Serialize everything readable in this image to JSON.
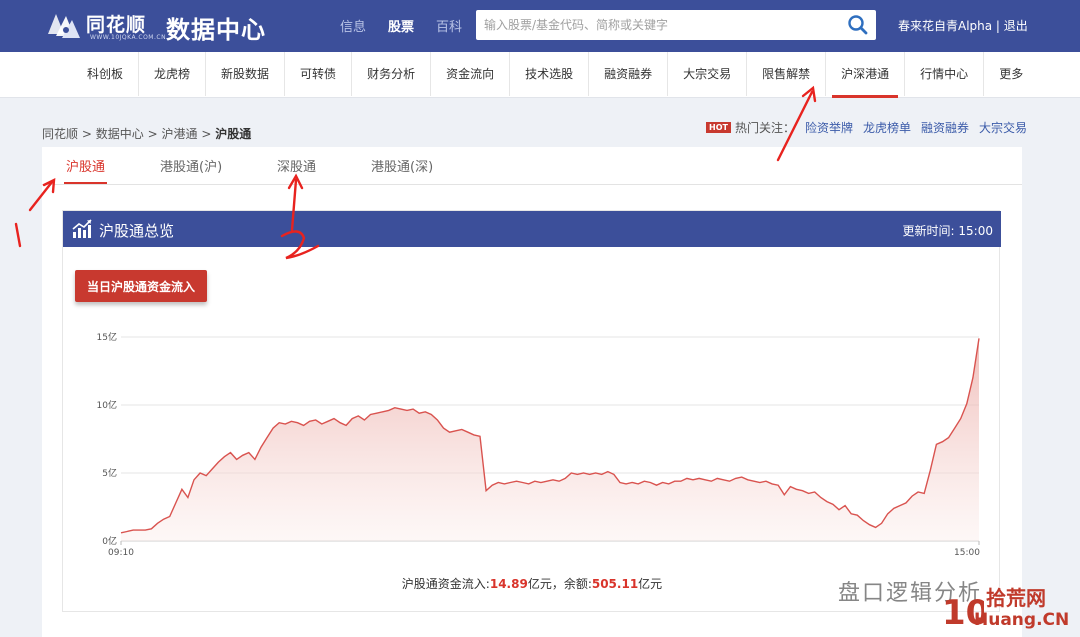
{
  "header": {
    "logo_text": "同花顺",
    "logo_sub": "WWW.10JQKA.COM.CN",
    "site_title": "数据中心",
    "nav": [
      {
        "label": "信息",
        "active": false
      },
      {
        "label": "股票",
        "active": true
      },
      {
        "label": "百科",
        "active": false
      }
    ],
    "search_placeholder": "输入股票/基金代码、简称或关键字",
    "user_text": "春来花自青Alpha | 退出"
  },
  "subnav": {
    "items": [
      "科创板",
      "龙虎榜",
      "新股数据",
      "可转债",
      "财务分析",
      "资金流向",
      "技术选股",
      "融资融券",
      "大宗交易",
      "限售解禁",
      "沪深港通",
      "行情中心",
      "更多"
    ],
    "active_index": 10
  },
  "breadcrumb": {
    "items": [
      "同花顺",
      "数据中心",
      "沪港通"
    ],
    "separator": ">",
    "current": "沪股通"
  },
  "hot": {
    "badge": "HOT",
    "label": "热门关注：",
    "links": [
      "险资举牌",
      "龙虎榜单",
      "融资融券",
      "大宗交易"
    ]
  },
  "tabs": [
    "沪股通",
    "港股通(沪)",
    "深股通",
    "港股通(深)"
  ],
  "card": {
    "title": "沪股通总览",
    "update_label": "更新时间:",
    "update_time": "15:00",
    "button_label": "当日沪股通资金流入"
  },
  "summary": {
    "prefix": "沪股通资金流入:",
    "inflow": "14.89",
    "mid": "亿元，余额:",
    "balance": "505.11",
    "suffix": "亿元"
  },
  "chart_data": {
    "type": "area",
    "x_start_label": "09:10",
    "x_end_label": "15:00",
    "y_ticks": [
      "0亿",
      "5亿",
      "10亿",
      "15亿"
    ],
    "ylim": [
      0,
      15
    ],
    "grid": true,
    "color": "#d9534f",
    "values": [
      0.6,
      0.7,
      0.8,
      0.8,
      0.8,
      0.9,
      1.3,
      1.6,
      1.8,
      2.8,
      3.8,
      3.2,
      4.5,
      5.0,
      4.8,
      5.3,
      5.8,
      6.2,
      6.5,
      6.0,
      6.3,
      6.5,
      6.0,
      6.9,
      7.6,
      8.3,
      8.7,
      8.6,
      8.8,
      8.7,
      8.5,
      8.8,
      8.9,
      8.6,
      8.8,
      9.0,
      8.7,
      8.5,
      9.0,
      9.2,
      8.9,
      9.3,
      9.4,
      9.5,
      9.6,
      9.8,
      9.7,
      9.6,
      9.7,
      9.4,
      9.5,
      9.3,
      8.9,
      8.3,
      8.0,
      8.1,
      8.2,
      8.0,
      7.8,
      7.7,
      3.7,
      4.1,
      4.3,
      4.2,
      4.3,
      4.4,
      4.3,
      4.2,
      4.4,
      4.3,
      4.4,
      4.5,
      4.4,
      4.6,
      5.0,
      4.9,
      5.0,
      4.9,
      5.0,
      4.9,
      5.1,
      4.9,
      4.3,
      4.2,
      4.3,
      4.2,
      4.4,
      4.3,
      4.1,
      4.3,
      4.2,
      4.4,
      4.4,
      4.6,
      4.5,
      4.6,
      4.5,
      4.4,
      4.6,
      4.5,
      4.4,
      4.6,
      4.7,
      4.5,
      4.4,
      4.3,
      4.4,
      4.2,
      4.1,
      3.4,
      4.0,
      3.8,
      3.7,
      3.5,
      3.6,
      3.2,
      2.9,
      2.7,
      2.3,
      2.6,
      2.0,
      1.9,
      1.5,
      1.2,
      1.0,
      1.3,
      2.0,
      2.4,
      2.6,
      2.8,
      3.3,
      3.6,
      3.5,
      5.2,
      7.1,
      7.3,
      7.6,
      8.3,
      9.0,
      10.1,
      12.0,
      14.9
    ]
  },
  "watermark": {
    "wechat": "盘口逻辑分析",
    "site1": "拾荒网",
    "site2": "Huang.CN",
    "logo_num": "10"
  }
}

** To be done **
Set the data above down again exactly as given, with no pictures.

** Reply **
Serialize everything readable in this image to JSON.
{
  "header": {
    "logo_text": "同花顺",
    "logo_sub": "WWW.10JQKA.COM.CN",
    "site_title": "数据中心",
    "nav": [
      {
        "label": "信息",
        "active": false
      },
      {
        "label": "股票",
        "active": true
      },
      {
        "label": "百科",
        "active": false
      }
    ],
    "search_placeholder": "输入股票/基金代码、简称或关键字",
    "user_text": "春来花自青Alpha | 退出"
  },
  "subnav": {
    "items": [
      "科创板",
      "龙虎榜",
      "新股数据",
      "可转债",
      "财务分析",
      "资金流向",
      "技术选股",
      "融资融券",
      "大宗交易",
      "限售解禁",
      "沪深港通",
      "行情中心",
      "更多"
    ],
    "active_index": 10
  },
  "breadcrumb": {
    "items": [
      "同花顺",
      "数据中心",
      "沪港通"
    ],
    "separator": ">",
    "current": "沪股通"
  },
  "hot": {
    "badge": "HOT",
    "label": "热门关注：",
    "links": [
      "险资举牌",
      "龙虎榜单",
      "融资融券",
      "大宗交易"
    ]
  },
  "tabs": [
    "沪股通",
    "港股通(沪)",
    "深股通",
    "港股通(深)"
  ],
  "card": {
    "title": "沪股通总览",
    "update_label": "更新时间:",
    "update_time": "15:00",
    "button_label": "当日沪股通资金流入"
  },
  "summary": {
    "prefix": "沪股通资金流入:",
    "inflow": "14.89",
    "mid": "亿元，余额:",
    "balance": "505.11",
    "suffix": "亿元"
  },
  "chart_data": {
    "type": "area",
    "x_start_label": "09:10",
    "x_end_label": "15:00",
    "y_ticks": [
      "0亿",
      "5亿",
      "10亿",
      "15亿"
    ],
    "ylim": [
      0,
      15
    ],
    "grid": true,
    "color": "#d9534f",
    "values": [
      0.6,
      0.7,
      0.8,
      0.8,
      0.8,
      0.9,
      1.3,
      1.6,
      1.8,
      2.8,
      3.8,
      3.2,
      4.5,
      5.0,
      4.8,
      5.3,
      5.8,
      6.2,
      6.5,
      6.0,
      6.3,
      6.5,
      6.0,
      6.9,
      7.6,
      8.3,
      8.7,
      8.6,
      8.8,
      8.7,
      8.5,
      8.8,
      8.9,
      8.6,
      8.8,
      9.0,
      8.7,
      8.5,
      9.0,
      9.2,
      8.9,
      9.3,
      9.4,
      9.5,
      9.6,
      9.8,
      9.7,
      9.6,
      9.7,
      9.4,
      9.5,
      9.3,
      8.9,
      8.3,
      8.0,
      8.1,
      8.2,
      8.0,
      7.8,
      7.7,
      3.7,
      4.1,
      4.3,
      4.2,
      4.3,
      4.4,
      4.3,
      4.2,
      4.4,
      4.3,
      4.4,
      4.5,
      4.4,
      4.6,
      5.0,
      4.9,
      5.0,
      4.9,
      5.0,
      4.9,
      5.1,
      4.9,
      4.3,
      4.2,
      4.3,
      4.2,
      4.4,
      4.3,
      4.1,
      4.3,
      4.2,
      4.4,
      4.4,
      4.6,
      4.5,
      4.6,
      4.5,
      4.4,
      4.6,
      4.5,
      4.4,
      4.6,
      4.7,
      4.5,
      4.4,
      4.3,
      4.4,
      4.2,
      4.1,
      3.4,
      4.0,
      3.8,
      3.7,
      3.5,
      3.6,
      3.2,
      2.9,
      2.7,
      2.3,
      2.6,
      2.0,
      1.9,
      1.5,
      1.2,
      1.0,
      1.3,
      2.0,
      2.4,
      2.6,
      2.8,
      3.3,
      3.6,
      3.5,
      5.2,
      7.1,
      7.3,
      7.6,
      8.3,
      9.0,
      10.1,
      12.0,
      14.9
    ]
  },
  "watermark": {
    "wechat": "盘口逻辑分析",
    "site1": "拾荒网",
    "site2": "Huang.CN",
    "logo_num": "10"
  }
}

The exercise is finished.